-- start of DATA PROVIDED --

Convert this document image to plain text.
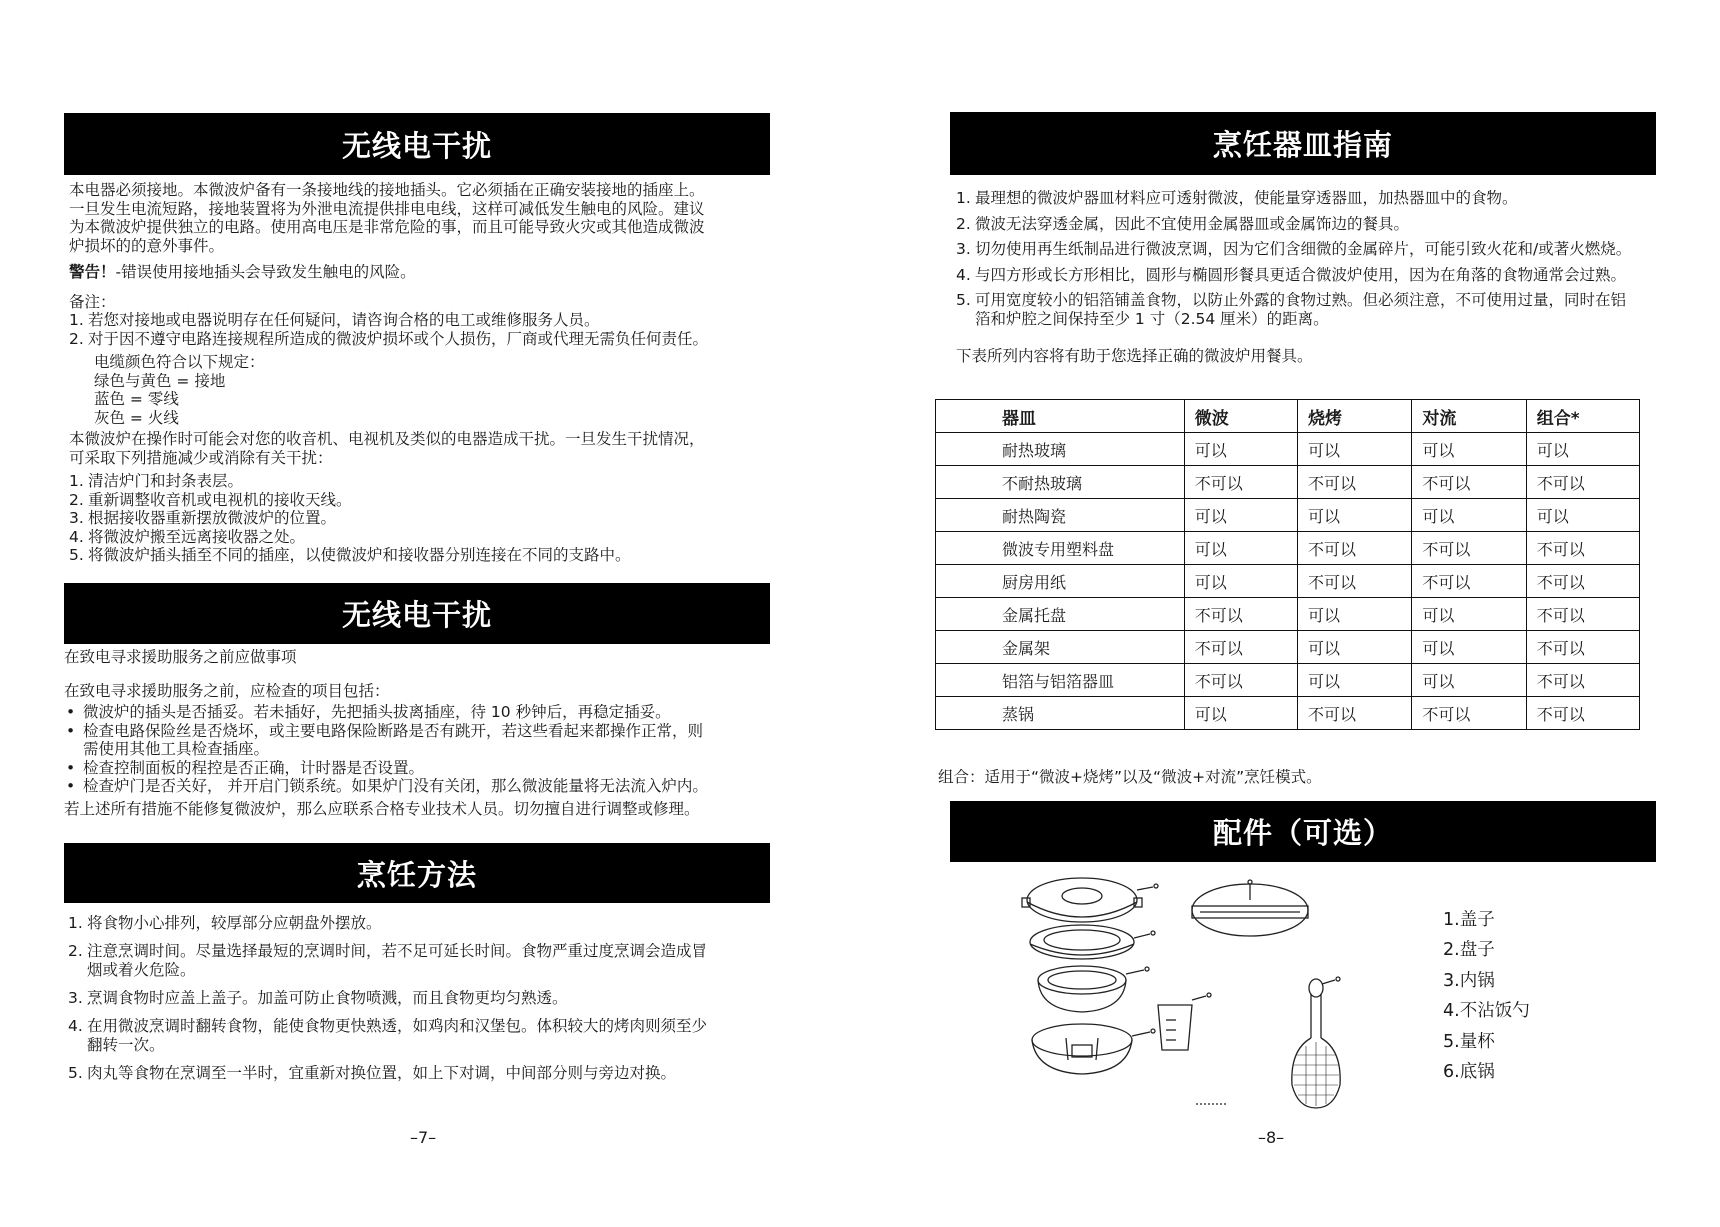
无线电干扰

本电器必须接地。本微波炉备有一条接地线的接地插头。它必须插在正确安装接地的插座上。

一旦发生电流短路，接地装置将为外泄电流提供排电电线，这样可减低发生触电的风险。建议

为本微波炉提供独立的电路。使用高电压是非常危险的事，而且可能导致火灾或其他造成微波

炉损坏的的意外事件。

警告！-错误使用接地插头会导致发生触电的风险。

备注：

1. 若您对接地或电器说明存在任何疑问，请咨询合格的电工或维修服务人员。
2. 对于因不遵守电路连接规程所造成的微波炉损坏或个人损伤，厂商或代理无需负任何责任。

电缆颜色符合以下规定：

绿色与黄色 = 接地

蓝色 = 零线

灰色 = 火线

本微波炉在操作时可能会对您的收音机、电视机及类似的电器造成干扰。一旦发生干扰情况，

可采取下列措施减少或消除有关干扰：

1. 清洁炉门和封条表层。
2. 重新调整收音机或电视机的接收天线。
3. 根据接收器重新摆放微波炉的位置。
4. 将微波炉搬至远离接收器之处。
5. 将微波炉插头插至不同的插座，以使微波炉和接收器分别连接在不同的支路中。
无线电干扰

在致电寻求援助服务之前应做事项

在致电寻求援助服务之前，应检查的项目包括：

• 微波炉的插头是否插妥。若未插好，先把插头拔离插座，待 10 秒钟后，再稳定插妥。
• 检查电路保险丝是否烧坏，或主要电路保险断路是否有跳开，若这些看起来都操作正常，则
需使用其他工具检查插座。
• 检查控制面板的程控是否正确，计时器是否设置。
• 检查炉门是否关好， 并开启门锁系统。如果炉门没有关闭，那么微波能量将无法流入炉内。

若上述所有措施不能修复微波炉，那么应联系合格专业技术人员。切勿擅自进行调整或修理。

烹饪方法
1. 将食物小心排列，较厚部分应朝盘外摆放。
2. 注意烹调时间。尽量选择最短的烹调时间，若不足可延长时间。食物严重过度烹调会造成冒
烟或着火危险。
3. 烹调食物时应盖上盖子。加盖可防止食物喷溅，而且食物更均匀熟透。
4. 在用微波烹调时翻转食物，能使食物更快熟透，如鸡肉和汉堡包。体积较大的烤肉则须至少
翻转一次。
5. 肉丸等食物在烹调至一半时，宜重新对换位置，如上下对调，中间部分则与旁边对换。
–7–
烹饪器皿指南
1. 最理想的微波炉器皿材料应可透射微波，使能量穿透器皿，加热器皿中的食物。
2. 微波无法穿透金属，因此不宜使用金属器皿或金属饰边的餐具。
3. 切勿使用再生纸制品进行微波烹调，因为它们含细微的金属碎片，可能引致火花和/或著火燃烧。
4. 与四方形或长方形相比，圆形与椭圆形餐具更适合微波炉使用，因为在角落的食物通常会过熟。
5. 可用宽度较小的铝箔铺盖食物，以防止外露的食物过熟。但必须注意，不可使用过量，同时在铝
箔和炉腔之间保持至少 1 寸（2.54 厘米）的距离。

下表所列内容将有助于您选择正确的微波炉用餐具。

器皿	微波	烧烤	对流	组合*
耐热玻璃	可以	可以	可以	可以
不耐热玻璃	不可以	不可以	不可以	不可以
耐热陶瓷	可以	可以	可以	可以
微波专用塑料盘	可以	不可以	不可以	不可以
厨房用纸	可以	不可以	不可以	不可以
金属托盘	不可以	可以	可以	不可以
金属架	不可以	可以	可以	不可以
铝箔与铝箔器皿	不可以	可以	可以	不可以
蒸锅	可以	不可以	不可以	不可以
组合：适用于“微波+烧烤”以及“微波+对流”烹饪模式。
配件（可选）
1.盖子
2.盘子
3.内锅
4.不沾饭勺
5.量杯
6.底锅
–8–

-- end of DATA PROVIDED --

- GIVEN PROBLEM
All of the records need repeating exactly, except for the pictures.

- COMPLETED TASK
Convert this document image to plain text.
无线电干扰

本电器必须接地。本微波炉备有一条接地线的接地插头。它必须插在正确安装接地的插座上。

一旦发生电流短路，接地装置将为外泄电流提供排电电线，这样可减低发生触电的风险。建议

为本微波炉提供独立的电路。使用高电压是非常危险的事，而且可能导致火灾或其他造成微波

炉损坏的的意外事件。

警告！-错误使用接地插头会导致发生触电的风险。

备注：

1. 若您对接地或电器说明存在任何疑问，请咨询合格的电工或维修服务人员。
2. 对于因不遵守电路连接规程所造成的微波炉损坏或个人损伤，厂商或代理无需负任何责任。

电缆颜色符合以下规定：

绿色与黄色 = 接地

蓝色 = 零线

灰色 = 火线

本微波炉在操作时可能会对您的收音机、电视机及类似的电器造成干扰。一旦发生干扰情况，

可采取下列措施减少或消除有关干扰：

1. 清洁炉门和封条表层。
2. 重新调整收音机或电视机的接收天线。
3. 根据接收器重新摆放微波炉的位置。
4. 将微波炉搬至远离接收器之处。
5. 将微波炉插头插至不同的插座，以使微波炉和接收器分别连接在不同的支路中。
无线电干扰

在致电寻求援助服务之前应做事项

在致电寻求援助服务之前，应检查的项目包括：

• 微波炉的插头是否插妥。若未插好，先把插头拔离插座，待 10 秒钟后，再稳定插妥。
• 检查电路保险丝是否烧坏，或主要电路保险断路是否有跳开，若这些看起来都操作正常，则
需使用其他工具检查插座。
• 检查控制面板的程控是否正确，计时器是否设置。
• 检查炉门是否关好， 并开启门锁系统。如果炉门没有关闭，那么微波能量将无法流入炉内。

若上述所有措施不能修复微波炉，那么应联系合格专业技术人员。切勿擅自进行调整或修理。

烹饪方法
1. 将食物小心排列，较厚部分应朝盘外摆放。
2. 注意烹调时间。尽量选择最短的烹调时间，若不足可延长时间。食物严重过度烹调会造成冒
烟或着火危险。
3. 烹调食物时应盖上盖子。加盖可防止食物喷溅，而且食物更均匀熟透。
4. 在用微波烹调时翻转食物，能使食物更快熟透，如鸡肉和汉堡包。体积较大的烤肉则须至少
翻转一次。
5. 肉丸等食物在烹调至一半时，宜重新对换位置，如上下对调，中间部分则与旁边对换。
–7–
烹饪器皿指南
1. 最理想的微波炉器皿材料应可透射微波，使能量穿透器皿，加热器皿中的食物。
2. 微波无法穿透金属，因此不宜使用金属器皿或金属饰边的餐具。
3. 切勿使用再生纸制品进行微波烹调，因为它们含细微的金属碎片，可能引致火花和/或著火燃烧。
4. 与四方形或长方形相比，圆形与椭圆形餐具更适合微波炉使用，因为在角落的食物通常会过熟。
5. 可用宽度较小的铝箔铺盖食物，以防止外露的食物过熟。但必须注意，不可使用过量，同时在铝
箔和炉腔之间保持至少 1 寸（2.54 厘米）的距离。

下表所列内容将有助于您选择正确的微波炉用餐具。

器皿	微波	烧烤	对流	组合*
耐热玻璃	可以	可以	可以	可以
不耐热玻璃	不可以	不可以	不可以	不可以
耐热陶瓷	可以	可以	可以	可以
微波专用塑料盘	可以	不可以	不可以	不可以
厨房用纸	可以	不可以	不可以	不可以
金属托盘	不可以	可以	可以	不可以
金属架	不可以	可以	可以	不可以
铝箔与铝箔器皿	不可以	可以	可以	不可以
蒸锅	可以	不可以	不可以	不可以
组合：适用于“微波+烧烤”以及“微波+对流”烹饪模式。
配件（可选）
1.盖子
2.盘子
3.内锅
4.不沾饭勺
5.量杯
6.底锅
–8–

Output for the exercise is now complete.